# START OF ENTRIES

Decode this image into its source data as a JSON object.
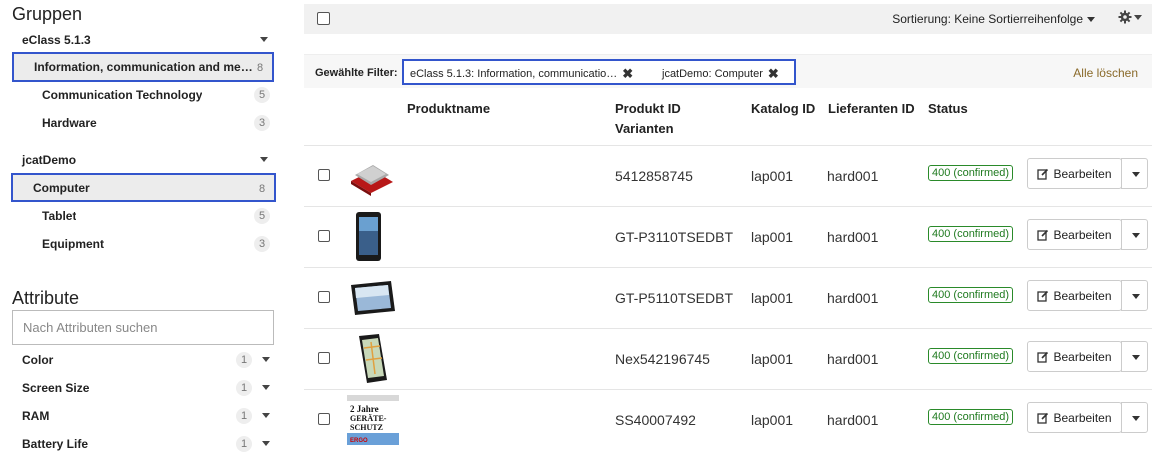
{
  "sidebar": {
    "groups_title": "Gruppen",
    "groups": [
      {
        "label": "eClass 5.1.3",
        "items": [
          {
            "label": "Information, communication and media ...",
            "count": "8"
          },
          {
            "label": "Communication Technology",
            "count": "5"
          },
          {
            "label": "Hardware",
            "count": "3"
          }
        ]
      },
      {
        "label": "jcatDemo",
        "items": [
          {
            "label": "Computer",
            "count": "8"
          },
          {
            "label": "Tablet",
            "count": "5"
          },
          {
            "label": "Equipment",
            "count": "3"
          }
        ]
      }
    ],
    "attributes_title": "Attribute",
    "attribute_search_placeholder": "Nach Attributen suchen",
    "attributes": [
      {
        "label": "Color",
        "count": "1"
      },
      {
        "label": "Screen Size",
        "count": "1"
      },
      {
        "label": "RAM",
        "count": "1"
      },
      {
        "label": "Battery Life",
        "count": "1"
      }
    ]
  },
  "toolbar": {
    "sort_label": "Sortierung: Keine Sortierreihenfolge"
  },
  "filters": {
    "label": "Gewählte Filter:",
    "chips": [
      {
        "label": "eClass 5.1.3: Information, communicatio…"
      },
      {
        "label": "jcatDemo: Computer"
      }
    ],
    "clear_all": "Alle löschen"
  },
  "table": {
    "headers": {
      "name": "Produktname",
      "product_id": "Produkt ID",
      "variants": "Varianten",
      "catalog_id": "Katalog ID",
      "supplier_id": "Lieferanten ID",
      "status": "Status"
    },
    "rows": [
      {
        "product_id": "5412858745",
        "catalog_id": "lap001",
        "supplier_id": "hard001",
        "status": "400 (confirmed)",
        "image": "red-tablet-case"
      },
      {
        "product_id": "GT-P3110TSEDBT",
        "catalog_id": "lap001",
        "supplier_id": "hard001",
        "status": "400 (confirmed)",
        "image": "tablet-portrait"
      },
      {
        "product_id": "GT-P5110TSEDBT",
        "catalog_id": "lap001",
        "supplier_id": "hard001",
        "status": "400 (confirmed)",
        "image": "tablet-landscape"
      },
      {
        "product_id": "Nex542196745",
        "catalog_id": "lap001",
        "supplier_id": "hard001",
        "status": "400 (confirmed)",
        "image": "tablet-map"
      },
      {
        "product_id": "SS40007492",
        "catalog_id": "lap001",
        "supplier_id": "hard001",
        "status": "400 (confirmed)",
        "image": "protection-card"
      }
    ],
    "edit_label": "Bearbeiten",
    "warranty_card": {
      "line1": "2 Jahre",
      "line2": "GERÄTE-",
      "line3": "SCHUTZ",
      "brand": "ERGO"
    }
  }
}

# END OF ENTRIES

**STATED GOAL**
Above are the records; copy every line in them that holds the word "Computer".

**FINISHED ANSWER**
            "label": "Computer",
        "label": "jcatDemo: Computer"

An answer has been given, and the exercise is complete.